#### Material for the task ####
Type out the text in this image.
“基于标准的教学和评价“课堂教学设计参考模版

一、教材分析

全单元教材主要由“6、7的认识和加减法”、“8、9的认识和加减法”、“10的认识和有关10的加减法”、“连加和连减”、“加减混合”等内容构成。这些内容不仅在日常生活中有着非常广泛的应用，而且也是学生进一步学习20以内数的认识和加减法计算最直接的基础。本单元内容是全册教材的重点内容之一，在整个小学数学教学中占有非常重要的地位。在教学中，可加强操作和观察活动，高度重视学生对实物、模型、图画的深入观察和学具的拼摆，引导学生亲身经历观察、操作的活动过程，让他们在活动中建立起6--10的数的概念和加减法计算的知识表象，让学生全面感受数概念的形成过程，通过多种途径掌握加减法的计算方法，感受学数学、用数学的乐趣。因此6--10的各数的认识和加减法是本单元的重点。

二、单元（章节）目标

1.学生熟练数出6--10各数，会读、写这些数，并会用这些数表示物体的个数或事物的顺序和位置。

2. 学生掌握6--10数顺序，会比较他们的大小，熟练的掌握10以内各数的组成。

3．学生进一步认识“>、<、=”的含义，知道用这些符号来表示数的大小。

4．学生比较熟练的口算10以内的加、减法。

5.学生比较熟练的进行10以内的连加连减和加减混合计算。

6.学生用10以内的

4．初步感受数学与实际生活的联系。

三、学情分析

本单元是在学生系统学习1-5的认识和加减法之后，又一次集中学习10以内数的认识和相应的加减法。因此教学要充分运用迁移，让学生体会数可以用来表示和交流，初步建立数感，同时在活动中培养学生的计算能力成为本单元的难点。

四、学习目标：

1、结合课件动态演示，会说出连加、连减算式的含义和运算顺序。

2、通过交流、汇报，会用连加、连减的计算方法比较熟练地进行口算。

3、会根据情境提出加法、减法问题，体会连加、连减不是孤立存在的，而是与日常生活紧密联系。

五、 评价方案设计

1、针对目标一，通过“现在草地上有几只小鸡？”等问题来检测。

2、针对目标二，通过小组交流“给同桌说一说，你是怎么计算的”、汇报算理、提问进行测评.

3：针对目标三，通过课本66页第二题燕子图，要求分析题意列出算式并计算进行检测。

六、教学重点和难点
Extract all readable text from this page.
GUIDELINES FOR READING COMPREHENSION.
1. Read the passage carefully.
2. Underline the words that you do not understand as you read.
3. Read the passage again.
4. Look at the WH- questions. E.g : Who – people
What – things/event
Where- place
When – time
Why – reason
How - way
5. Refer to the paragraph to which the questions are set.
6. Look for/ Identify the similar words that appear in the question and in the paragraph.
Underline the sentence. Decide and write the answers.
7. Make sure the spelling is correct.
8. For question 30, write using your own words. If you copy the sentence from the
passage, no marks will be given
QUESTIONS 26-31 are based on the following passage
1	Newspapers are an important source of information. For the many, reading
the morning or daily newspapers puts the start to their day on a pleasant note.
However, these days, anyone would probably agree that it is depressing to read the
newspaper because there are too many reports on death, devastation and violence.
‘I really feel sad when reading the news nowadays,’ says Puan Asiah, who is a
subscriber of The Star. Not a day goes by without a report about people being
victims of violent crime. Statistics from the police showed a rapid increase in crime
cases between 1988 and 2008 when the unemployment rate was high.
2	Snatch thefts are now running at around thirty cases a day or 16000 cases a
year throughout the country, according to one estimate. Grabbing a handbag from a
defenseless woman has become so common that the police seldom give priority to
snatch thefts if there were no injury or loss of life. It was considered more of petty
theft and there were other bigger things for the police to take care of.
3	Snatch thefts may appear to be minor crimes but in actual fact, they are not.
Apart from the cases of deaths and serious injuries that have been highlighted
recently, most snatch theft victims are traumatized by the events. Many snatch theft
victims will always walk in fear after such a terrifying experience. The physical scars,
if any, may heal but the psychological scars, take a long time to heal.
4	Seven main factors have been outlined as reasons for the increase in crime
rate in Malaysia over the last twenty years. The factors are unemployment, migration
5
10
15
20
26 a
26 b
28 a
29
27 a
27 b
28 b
####
From the listing above, collect each line in which the string "sentence" appears.

Underline the sentence. Decide and write the answers.
8. For question 30, write using your own words. If you copy the sentence from the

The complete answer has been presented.